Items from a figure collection
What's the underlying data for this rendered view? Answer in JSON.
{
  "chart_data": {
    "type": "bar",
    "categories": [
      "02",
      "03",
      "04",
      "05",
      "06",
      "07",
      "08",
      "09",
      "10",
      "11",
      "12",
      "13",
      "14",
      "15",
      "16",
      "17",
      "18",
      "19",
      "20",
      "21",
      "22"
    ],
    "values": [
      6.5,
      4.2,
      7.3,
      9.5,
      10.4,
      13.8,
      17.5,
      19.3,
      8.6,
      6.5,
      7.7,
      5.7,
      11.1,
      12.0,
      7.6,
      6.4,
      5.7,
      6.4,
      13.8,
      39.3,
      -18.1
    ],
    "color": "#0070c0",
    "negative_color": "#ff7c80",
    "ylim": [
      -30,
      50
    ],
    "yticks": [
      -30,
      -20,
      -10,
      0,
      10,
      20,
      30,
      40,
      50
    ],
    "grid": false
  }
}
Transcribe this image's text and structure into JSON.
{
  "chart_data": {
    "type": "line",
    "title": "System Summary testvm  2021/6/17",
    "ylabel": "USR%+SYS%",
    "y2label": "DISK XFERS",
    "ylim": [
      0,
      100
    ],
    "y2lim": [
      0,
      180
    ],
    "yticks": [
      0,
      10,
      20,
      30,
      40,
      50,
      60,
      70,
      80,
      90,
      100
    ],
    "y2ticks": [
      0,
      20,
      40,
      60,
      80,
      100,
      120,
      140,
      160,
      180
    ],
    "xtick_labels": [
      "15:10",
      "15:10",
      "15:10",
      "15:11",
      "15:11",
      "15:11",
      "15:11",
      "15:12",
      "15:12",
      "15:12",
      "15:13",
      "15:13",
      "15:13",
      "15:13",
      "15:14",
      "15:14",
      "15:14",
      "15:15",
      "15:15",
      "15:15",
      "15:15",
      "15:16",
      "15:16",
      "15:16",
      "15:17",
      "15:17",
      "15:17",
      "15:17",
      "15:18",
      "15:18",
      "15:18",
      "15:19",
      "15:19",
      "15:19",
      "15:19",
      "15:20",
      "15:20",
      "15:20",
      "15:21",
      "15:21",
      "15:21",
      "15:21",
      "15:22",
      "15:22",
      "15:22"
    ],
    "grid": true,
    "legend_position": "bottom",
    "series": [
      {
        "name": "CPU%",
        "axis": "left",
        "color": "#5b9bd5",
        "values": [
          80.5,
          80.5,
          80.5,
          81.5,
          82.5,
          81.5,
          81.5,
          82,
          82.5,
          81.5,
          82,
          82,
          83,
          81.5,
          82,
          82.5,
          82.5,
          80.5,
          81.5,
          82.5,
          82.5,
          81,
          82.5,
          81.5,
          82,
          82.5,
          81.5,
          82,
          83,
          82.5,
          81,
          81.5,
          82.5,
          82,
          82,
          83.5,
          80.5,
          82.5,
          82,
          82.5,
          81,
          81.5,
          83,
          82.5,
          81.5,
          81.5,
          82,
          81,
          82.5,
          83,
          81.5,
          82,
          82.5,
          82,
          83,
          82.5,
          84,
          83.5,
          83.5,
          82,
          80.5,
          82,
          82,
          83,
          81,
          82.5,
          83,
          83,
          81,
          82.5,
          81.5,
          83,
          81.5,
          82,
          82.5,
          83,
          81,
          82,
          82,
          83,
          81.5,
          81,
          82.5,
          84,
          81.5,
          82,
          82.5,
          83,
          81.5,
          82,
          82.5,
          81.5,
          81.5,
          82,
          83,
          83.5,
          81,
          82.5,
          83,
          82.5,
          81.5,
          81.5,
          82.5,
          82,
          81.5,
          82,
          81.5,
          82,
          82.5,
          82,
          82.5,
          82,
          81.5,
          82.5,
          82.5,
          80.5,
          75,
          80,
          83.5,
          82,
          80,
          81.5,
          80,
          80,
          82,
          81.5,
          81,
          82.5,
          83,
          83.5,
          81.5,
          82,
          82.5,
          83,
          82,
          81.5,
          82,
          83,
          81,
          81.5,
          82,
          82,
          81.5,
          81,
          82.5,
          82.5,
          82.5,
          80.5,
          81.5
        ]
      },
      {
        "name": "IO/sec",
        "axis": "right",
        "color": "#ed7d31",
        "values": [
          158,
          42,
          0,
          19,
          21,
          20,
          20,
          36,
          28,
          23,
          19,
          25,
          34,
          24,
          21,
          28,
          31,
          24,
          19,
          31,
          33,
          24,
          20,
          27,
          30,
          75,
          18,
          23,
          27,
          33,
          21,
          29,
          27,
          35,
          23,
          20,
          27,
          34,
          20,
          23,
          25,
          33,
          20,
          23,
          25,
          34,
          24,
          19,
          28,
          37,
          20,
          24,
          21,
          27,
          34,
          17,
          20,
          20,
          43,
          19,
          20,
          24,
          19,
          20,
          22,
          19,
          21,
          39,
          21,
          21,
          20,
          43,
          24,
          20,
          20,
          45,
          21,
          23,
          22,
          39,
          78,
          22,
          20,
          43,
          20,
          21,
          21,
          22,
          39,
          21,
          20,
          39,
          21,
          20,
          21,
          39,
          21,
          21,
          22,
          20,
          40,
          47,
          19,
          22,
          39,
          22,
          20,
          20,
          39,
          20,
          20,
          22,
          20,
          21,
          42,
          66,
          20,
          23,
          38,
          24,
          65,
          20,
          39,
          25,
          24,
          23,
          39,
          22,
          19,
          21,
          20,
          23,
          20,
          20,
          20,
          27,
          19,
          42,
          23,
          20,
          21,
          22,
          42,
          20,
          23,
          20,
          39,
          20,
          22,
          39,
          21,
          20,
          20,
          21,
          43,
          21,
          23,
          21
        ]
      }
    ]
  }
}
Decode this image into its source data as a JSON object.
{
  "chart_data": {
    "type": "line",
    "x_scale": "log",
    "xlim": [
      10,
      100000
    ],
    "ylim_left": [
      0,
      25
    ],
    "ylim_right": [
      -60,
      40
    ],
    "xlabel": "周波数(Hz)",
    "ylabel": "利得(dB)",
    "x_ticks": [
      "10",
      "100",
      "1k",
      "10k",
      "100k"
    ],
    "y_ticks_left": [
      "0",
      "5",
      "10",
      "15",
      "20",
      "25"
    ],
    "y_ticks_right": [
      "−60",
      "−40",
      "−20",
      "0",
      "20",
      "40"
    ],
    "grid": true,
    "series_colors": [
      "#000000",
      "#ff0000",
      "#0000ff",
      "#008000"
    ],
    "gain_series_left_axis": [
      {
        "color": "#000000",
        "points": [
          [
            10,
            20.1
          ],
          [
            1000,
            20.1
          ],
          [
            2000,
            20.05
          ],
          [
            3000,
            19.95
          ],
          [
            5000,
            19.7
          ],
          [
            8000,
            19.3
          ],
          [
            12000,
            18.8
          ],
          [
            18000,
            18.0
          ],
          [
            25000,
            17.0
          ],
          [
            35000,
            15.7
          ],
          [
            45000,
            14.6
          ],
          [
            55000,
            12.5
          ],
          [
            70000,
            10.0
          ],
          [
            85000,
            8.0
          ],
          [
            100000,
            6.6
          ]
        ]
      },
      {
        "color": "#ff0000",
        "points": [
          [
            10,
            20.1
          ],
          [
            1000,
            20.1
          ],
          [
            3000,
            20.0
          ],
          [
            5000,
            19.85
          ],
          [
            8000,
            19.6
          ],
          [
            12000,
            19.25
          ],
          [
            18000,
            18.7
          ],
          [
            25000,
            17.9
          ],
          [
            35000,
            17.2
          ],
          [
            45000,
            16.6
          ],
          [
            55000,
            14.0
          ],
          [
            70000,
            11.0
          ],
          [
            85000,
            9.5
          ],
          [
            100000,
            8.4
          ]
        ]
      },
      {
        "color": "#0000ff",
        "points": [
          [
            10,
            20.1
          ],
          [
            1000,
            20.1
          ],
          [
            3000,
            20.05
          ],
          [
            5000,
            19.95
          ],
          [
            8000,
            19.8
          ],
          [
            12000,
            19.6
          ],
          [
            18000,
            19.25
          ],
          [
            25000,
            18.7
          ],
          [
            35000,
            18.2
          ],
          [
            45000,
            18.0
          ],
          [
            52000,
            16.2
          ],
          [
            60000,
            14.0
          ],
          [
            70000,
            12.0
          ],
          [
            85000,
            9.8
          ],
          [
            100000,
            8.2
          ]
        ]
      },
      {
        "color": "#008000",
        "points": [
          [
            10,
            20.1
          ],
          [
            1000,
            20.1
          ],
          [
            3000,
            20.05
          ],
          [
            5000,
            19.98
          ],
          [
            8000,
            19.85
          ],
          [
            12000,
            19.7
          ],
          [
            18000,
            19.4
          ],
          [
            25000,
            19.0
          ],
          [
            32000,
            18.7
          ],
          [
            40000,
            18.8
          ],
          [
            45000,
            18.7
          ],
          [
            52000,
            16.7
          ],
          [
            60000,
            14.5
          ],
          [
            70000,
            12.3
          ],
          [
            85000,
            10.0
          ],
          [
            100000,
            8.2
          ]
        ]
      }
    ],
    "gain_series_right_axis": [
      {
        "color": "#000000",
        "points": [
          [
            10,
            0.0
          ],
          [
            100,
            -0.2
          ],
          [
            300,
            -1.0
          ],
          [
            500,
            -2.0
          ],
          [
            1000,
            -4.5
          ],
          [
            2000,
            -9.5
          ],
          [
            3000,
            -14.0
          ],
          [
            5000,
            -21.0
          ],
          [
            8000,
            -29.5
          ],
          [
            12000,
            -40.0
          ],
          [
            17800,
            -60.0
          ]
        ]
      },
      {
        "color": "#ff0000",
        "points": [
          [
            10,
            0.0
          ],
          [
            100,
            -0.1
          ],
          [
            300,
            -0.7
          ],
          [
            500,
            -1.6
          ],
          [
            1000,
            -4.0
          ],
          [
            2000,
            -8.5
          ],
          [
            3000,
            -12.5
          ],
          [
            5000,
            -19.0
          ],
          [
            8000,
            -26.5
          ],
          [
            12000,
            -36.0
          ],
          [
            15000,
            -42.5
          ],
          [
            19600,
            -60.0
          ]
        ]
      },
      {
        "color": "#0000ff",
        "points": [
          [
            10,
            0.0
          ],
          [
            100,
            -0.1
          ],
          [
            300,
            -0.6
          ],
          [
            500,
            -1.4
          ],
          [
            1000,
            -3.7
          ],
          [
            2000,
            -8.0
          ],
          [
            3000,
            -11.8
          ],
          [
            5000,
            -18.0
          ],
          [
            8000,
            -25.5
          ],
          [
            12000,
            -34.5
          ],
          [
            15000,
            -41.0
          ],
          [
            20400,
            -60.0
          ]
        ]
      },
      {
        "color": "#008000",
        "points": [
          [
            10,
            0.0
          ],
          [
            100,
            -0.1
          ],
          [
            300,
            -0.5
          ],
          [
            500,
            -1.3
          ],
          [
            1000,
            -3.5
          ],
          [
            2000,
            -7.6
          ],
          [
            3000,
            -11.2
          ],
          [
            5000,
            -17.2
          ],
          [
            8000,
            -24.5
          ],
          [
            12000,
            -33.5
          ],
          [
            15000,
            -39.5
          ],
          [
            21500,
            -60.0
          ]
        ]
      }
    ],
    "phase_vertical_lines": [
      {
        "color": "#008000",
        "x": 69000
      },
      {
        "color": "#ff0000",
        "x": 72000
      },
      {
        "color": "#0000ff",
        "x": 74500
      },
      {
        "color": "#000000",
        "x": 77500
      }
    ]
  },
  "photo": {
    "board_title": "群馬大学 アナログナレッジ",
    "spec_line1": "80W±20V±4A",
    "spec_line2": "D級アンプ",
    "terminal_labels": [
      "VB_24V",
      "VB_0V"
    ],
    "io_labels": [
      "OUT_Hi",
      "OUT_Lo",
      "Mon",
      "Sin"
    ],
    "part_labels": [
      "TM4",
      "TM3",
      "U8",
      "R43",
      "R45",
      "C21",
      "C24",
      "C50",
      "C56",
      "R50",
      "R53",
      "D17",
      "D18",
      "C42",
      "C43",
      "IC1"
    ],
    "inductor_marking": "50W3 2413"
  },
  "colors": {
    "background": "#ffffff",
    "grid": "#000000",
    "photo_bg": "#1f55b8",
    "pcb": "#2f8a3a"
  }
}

— EXERCISE DIRECTIONS —
Using the listing above, pick out each line that contains the word "JSON", then copy it.

— FINAL ANSWER —
What's the underlying data for this rendered view? Answer in JSON.
Transcribe this image's text and structure into JSON.
Decode this image into its source data as a JSON object.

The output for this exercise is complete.